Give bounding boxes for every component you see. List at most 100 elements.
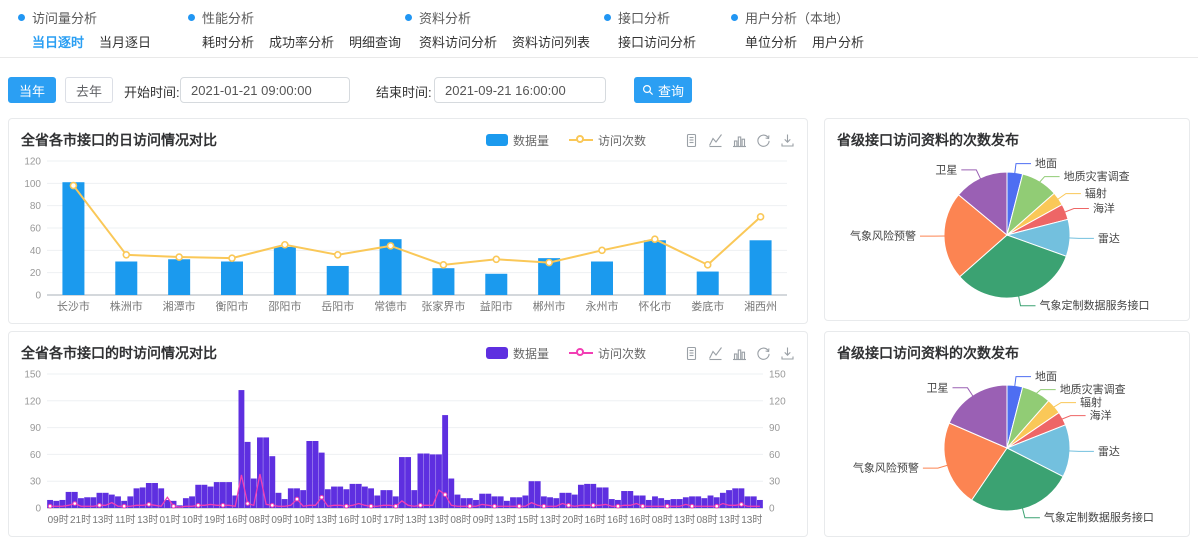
divider [0,57,1198,58]
svg-text:10时: 10时 [182,514,203,526]
svg-text:19时: 19时 [204,514,225,526]
svg-text:30: 30 [769,477,781,488]
nav-group-label: 接口分析 [618,8,670,27]
data-view-icon[interactable] [684,133,699,148]
restore-icon[interactable] [756,346,771,361]
svg-text:08时: 08时 [450,514,471,526]
nav-item-time-analysis[interactable]: 耗时分析 [202,32,254,51]
daily-bar-line-chart[interactable]: 020406080100120长沙市株洲市湘潭市衡阳市邵阳市岳阳市常德市张家界市… [13,151,801,322]
restore-icon[interactable] [756,133,771,148]
nav-group-performance: 性能分析 耗时分析 成功率分析 明细查询 [188,8,401,51]
svg-text:20时: 20时 [562,514,583,526]
hourly-bar-line-chart[interactable]: 0030306060909012012015015009时21时13时11时13… [13,364,801,535]
query-button[interactable]: 查询 [634,77,692,103]
svg-text:30: 30 [30,477,42,488]
svg-text:海洋: 海洋 [1090,408,1112,422]
bar-chart-toggle-icon[interactable] [732,346,747,361]
svg-text:辐射: 辐射 [1080,395,1102,409]
svg-text:16时: 16时 [629,514,650,526]
svg-text:衡阳市: 衡阳市 [216,299,249,313]
svg-text:15时: 15时 [518,514,539,526]
svg-text:0: 0 [769,504,775,515]
svg-text:10时: 10时 [361,514,382,526]
svg-text:长沙市: 长沙市 [57,299,90,313]
chart-title: 全省各市接口的时访问情况对比 [21,343,217,363]
line-legend-swatch-icon [569,347,593,359]
svg-text:16时: 16时 [607,514,628,526]
last-year-button[interactable]: 去年 [65,77,113,103]
nav-group-title: 用户分析（本地） [731,8,864,27]
svg-text:益阳市: 益阳市 [480,299,513,313]
line-chart-toggle-icon[interactable] [708,346,723,361]
nav-item-daily-month[interactable]: 当月逐日 [99,32,151,51]
end-time-label: 结束时间: [376,82,432,101]
chart-title: 全省各市接口的日访问情况对比 [21,130,217,150]
nav-item-data-access-list[interactable]: 资料访问列表 [512,32,590,51]
start-time-input[interactable] [180,77,350,103]
bar-chart-toggle-icon[interactable] [732,133,747,148]
svg-text:60: 60 [30,224,42,235]
chart-legend: 数据量 访问次数 [486,132,646,149]
svg-text:常德市: 常德市 [374,299,407,313]
legend-item-data-volume[interactable]: 数据量 [486,345,549,362]
nav-item-user-analysis[interactable]: 用户分析 [812,32,864,51]
nav-group-title: 资料分析 [405,8,590,27]
svg-text:09时: 09时 [473,514,494,526]
svg-text:13时: 13时 [92,514,113,526]
nav-group-label: 资料分析 [419,8,471,27]
svg-text:13时: 13时 [316,514,337,526]
line-chart-toggle-icon[interactable] [708,133,723,148]
nav-item-hourly-today[interactable]: 当日逐时 [32,32,84,51]
svg-text:16时: 16时 [339,514,360,526]
svg-text:地质灾害调查: 地质灾害调查 [1060,382,1126,396]
nav-group-visits: 访问量分析 当日逐时 当月逐日 [18,8,151,51]
svg-text:13时: 13时 [741,514,762,526]
nav-item-interface-access[interactable]: 接口访问分析 [618,32,696,51]
svg-text:10时: 10时 [294,514,315,526]
legend-item-visit-count[interactable]: 访问次数 [569,132,646,149]
end-time-input[interactable] [434,77,606,103]
nav-item-unit-analysis[interactable]: 单位分析 [745,32,797,51]
svg-text:13时: 13时 [719,514,740,526]
svg-text:张家界市: 张家界市 [421,299,465,313]
svg-text:120: 120 [24,396,41,407]
legend-item-data-volume[interactable]: 数据量 [486,132,549,149]
nav-item-success-rate[interactable]: 成功率分析 [269,32,334,51]
save-image-icon[interactable] [780,346,795,361]
chart-toolbox [684,346,795,361]
province-access-pie-chart[interactable]: 地面地质灾害调查辐射海洋雷达气象定制数据服务接口气象风险预警卫星 [829,147,1185,320]
svg-text:16时: 16时 [585,514,606,526]
save-image-icon[interactable] [780,133,795,148]
svg-text:120: 120 [24,157,41,168]
svg-text:邵阳市: 邵阳市 [268,299,301,313]
svg-text:岳阳市: 岳阳市 [321,299,354,313]
svg-text:0: 0 [35,504,41,515]
nav-item-detail-query[interactable]: 明细查询 [349,32,401,51]
province-access-pie-chart[interactable]: 地面地质灾害调查辐射海洋雷达气象定制数据服务接口气象风险预警卫星 [829,360,1185,533]
bullet-icon [405,14,412,21]
bullet-icon [188,14,195,21]
svg-text:地面: 地面 [1035,370,1057,383]
svg-text:气象定制数据服务接口: 气象定制数据服务接口 [1044,510,1154,524]
svg-text:13时: 13时 [137,514,158,526]
legend-item-visit-count[interactable]: 访问次数 [569,345,646,362]
bullet-icon [731,14,738,21]
legend-label: 数据量 [513,132,549,149]
svg-text:13时: 13时 [674,514,695,526]
this-year-button[interactable]: 当年 [8,77,56,103]
legend-label: 访问次数 [598,132,646,149]
svg-text:地面: 地面 [1035,157,1057,170]
bullet-icon [604,14,611,21]
nav-group-interface: 接口分析 接口访问分析 [604,8,696,51]
dashboard: 访问量分析 当日逐时 当月逐日 性能分析 耗时分析 成功率分析 明细查询 资料分… [0,0,1198,547]
panel-province-pie-1: 省级接口访问资料的次数发布 地面地质灾害调查辐射海洋雷达气象定制数据服务接口气象… [824,118,1190,321]
nav-item-data-access-analysis[interactable]: 资料访问分析 [419,32,497,51]
filter-bar: 当年 去年 开始时间: 结束时间: 查询 [0,77,1198,105]
svg-text:150: 150 [769,370,786,381]
nav-group-label: 性能分析 [202,8,254,27]
svg-text:08时: 08时 [697,514,718,526]
chart-toolbox [684,133,795,148]
svg-text:气象定制数据服务接口: 气象定制数据服务接口 [1039,298,1149,312]
svg-text:80: 80 [30,201,42,212]
data-view-icon[interactable] [684,346,699,361]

-=-=-=-=-

# WHAT IS BEING ASKED:
Rewrite all the lines above as a numbered list, skipping blank lines and leaving out the pictures.

# CORRECT RESPONSE:
1. Give bounding boxes for every component you see. List at most 100 elements.
2. divider [0,57,1198,58]
3. svg-text:10时: 10时 [182,514,203,526]
4. svg-text:19时: 19时 [204,514,225,526]
5. svg-text:30: 30 [769,477,781,488]
6. nav-group-label: 接口分析 [618,8,670,27]
7. data-view-icon[interactable] [684,133,699,148]
8. restore-icon[interactable] [756,346,771,361]
9. svg-text:08时: 08时 [450,514,471,526]
10. nav-item-time-analysis[interactable]: 耗时分析 [202,32,254,51]
11. daily-bar-line-chart[interactable]: 020406080100120长沙市株洲市湘潭市衡阳市邵阳市岳阳市常德市张家界市… [13,151,801,322]
12. restore-icon[interactable] [756,133,771,148]
13. nav-group-performance: 性能分析 耗时分析 成功率分析 明细查询 [188,8,401,51]
14. svg-text:20时: 20时 [562,514,583,526]
15. hourly-bar-line-chart[interactable]: 0030306060909012012015015009时21时13时11时13… [13,364,801,535]
16. query-button[interactable]: 查询 [634,77,692,103]
17. svg-text:30: 30 [30,477,42,488]
18. svg-text:海洋: 海洋 [1090,408,1112,422]
19. bar-chart-toggle-icon[interactable] [732,346,747,361]
20. svg-text:辐射: 辐射 [1080,395,1102,409]
21. svg-text:16时: 16时 [629,514,650,526]
22. svg-text:衡阳市: 衡阳市 [216,299,249,313]
23. svg-text:15时: 15时 [518,514,539,526]
24. svg-text:0: 0 [769,504,775,515]
25. svg-text:10时: 10时 [361,514,382,526]
26. svg-text:长沙市: 长沙市 [57,299,90,313]
27. chart-title: 全省各市接口的时访问情况对比 [21,343,217,363]
28. line-legend-swatch-icon [569,347,593,359]
29. svg-text:16时: 16时 [607,514,628,526]
30. last-year-button[interactable]: 去年 [65,77,113,103]
31. nav-group-title: 用户分析（本地） [731,8,864,27]
32. svg-text:益阳市: 益阳市 [480,299,513,313]
33. line-chart-toggle-icon[interactable] [708,346,723,361]
34. nav-item-daily-month[interactable]: 当月逐日 [99,32,151,51]
35. end-time-label: 结束时间: [376,82,432,101]
36. chart-title: 全省各市接口的日访问情况对比 [21,130,217,150]
37. nav-item-data-access-list[interactable]: 资料访问列表 [512,32,590,51]
38. start-time-input[interactable] [180,77,350,103]
39. bar-chart-toggle-icon[interactable] [732,133,747,148]
40. svg-text:60: 60 [30,224,42,235]
41. chart-legend: 数据量 访问次数 [486,132,646,149]
42. svg-text:常德市: 常德市 [374,299,407,313]
43. legend-item-data-volume[interactable]: 数据量 [486,345,549,362]
44. nav-item-user-analysis[interactable]: 用户分析 [812,32,864,51]
45. nav-group-title: 资料分析 [405,8,590,27]
46. svg-text:09时: 09时 [473,514,494,526]
47. svg-text:13时: 13时 [92,514,113,526]
48. nav-group-label: 资料分析 [419,8,471,27]
49. svg-text:13时: 13时 [316,514,337,526]
50. line-chart-toggle-icon[interactable] [708,133,723,148]
51. nav-item-hourly-today[interactable]: 当日逐时 [32,32,84,51]
52. svg-text:16时: 16时 [339,514,360,526]
53. svg-text:地质灾害调查: 地质灾害调查 [1060,382,1126,396]
54. nav-group-visits: 访问量分析 当日逐时 当月逐日 [18,8,151,51]
55. svg-text:13时: 13时 [741,514,762,526]
56. nav-item-interface-access[interactable]: 接口访问分析 [618,32,696,51]
57. svg-text:10时: 10时 [294,514,315,526]
58. legend-item-visit-count[interactable]: 访问次数 [569,132,646,149]
59. end-time-input[interactable] [434,77,606,103]
60. nav-item-unit-analysis[interactable]: 单位分析 [745,32,797,51]
61. svg-text:13时: 13时 [719,514,740,526]
62. svg-text:张家界市: 张家界市 [421,299,465,313]
63. svg-text:120: 120 [24,396,41,407]
64. legend-item-data-volume[interactable]: 数据量 [486,132,549,149]
65. nav-item-success-rate[interactable]: 成功率分析 [269,32,334,51]
66. save-image-icon[interactable] [780,346,795,361]
67. chart-toolbox [684,346,795,361]
68. province-access-pie-chart[interactable]: 地面地质灾害调查辐射海洋雷达气象定制数据服务接口气象风险预警卫星 [829,147,1185,320]
69. svg-text:16时: 16时 [585,514,606,526]
70. save-image-icon[interactable] [780,133,795,148]
71. svg-text:120: 120 [24,157,41,168]
72. svg-text:邵阳市: 邵阳市 [268,299,301,313]
73. svg-text:岳阳市: 岳阳市 [321,299,354,313]
74. svg-text:0: 0 [35,504,41,515]
75. nav-item-detail-query[interactable]: 明细查询 [349,32,401,51]
76. province-access-pie-chart[interactable]: 地面地质灾害调查辐射海洋雷达气象定制数据服务接口气象风险预警卫星 [829,360,1185,533]
77. bullet-icon [405,14,412,21]
78. bullet-icon [188,14,195,21]
79. svg-text:地面: 地面 [1035,370,1057,383]
80. svg-text:气象定制数据服务接口: 气象定制数据服务接口 [1044,510,1154,524]
81. svg-text:13时: 13时 [137,514,158,526]
82. legend-item-visit-count[interactable]: 访问次数 [569,345,646,362]
83. bullet-icon [731,14,738,21]
84. legend-label: 数据量 [513,132,549,149]
85. svg-text:13时: 13时 [674,514,695,526]
86. this-year-button[interactable]: 当年 [8,77,56,103]
87. legend-label: 访问次数 [598,132,646,149]
88. svg-text:地面: 地面 [1035,157,1057,170]
89. bullet-icon [604,14,611,21]
90. nav-group-interface: 接口分析 接口访问分析 [604,8,696,51]
91. dashboard: 访问量分析 当日逐时 当月逐日 性能分析 耗时分析 成功率分析 明细查询 资料分… [0,0,1198,547]
92. panel-province-pie-1: 省级接口访问资料的次数发布 地面地质灾害调查辐射海洋雷达气象定制数据服务接口气象… [824,118,1190,321]
93. nav-item-data-access-analysis[interactable]: 资料访问分析 [419,32,497,51]
94. filter-bar: 当年 去年 开始时间: 结束时间: 查询 [0,77,1198,105]
95. svg-text:150: 150 [769,370,786,381]
96. nav-group-label: 性能分析 [202,8,254,27]
97. svg-text:08时: 08时 [697,514,718,526]
98. chart-toolbox [684,133,795,148]
99. svg-text:气象定制数据服务接口: 气象定制数据服务接口 [1039,298,1149,312]
100. svg-text:80: 80 [30,201,42,212]
101. data-view-icon[interactable] [684,346,699,361]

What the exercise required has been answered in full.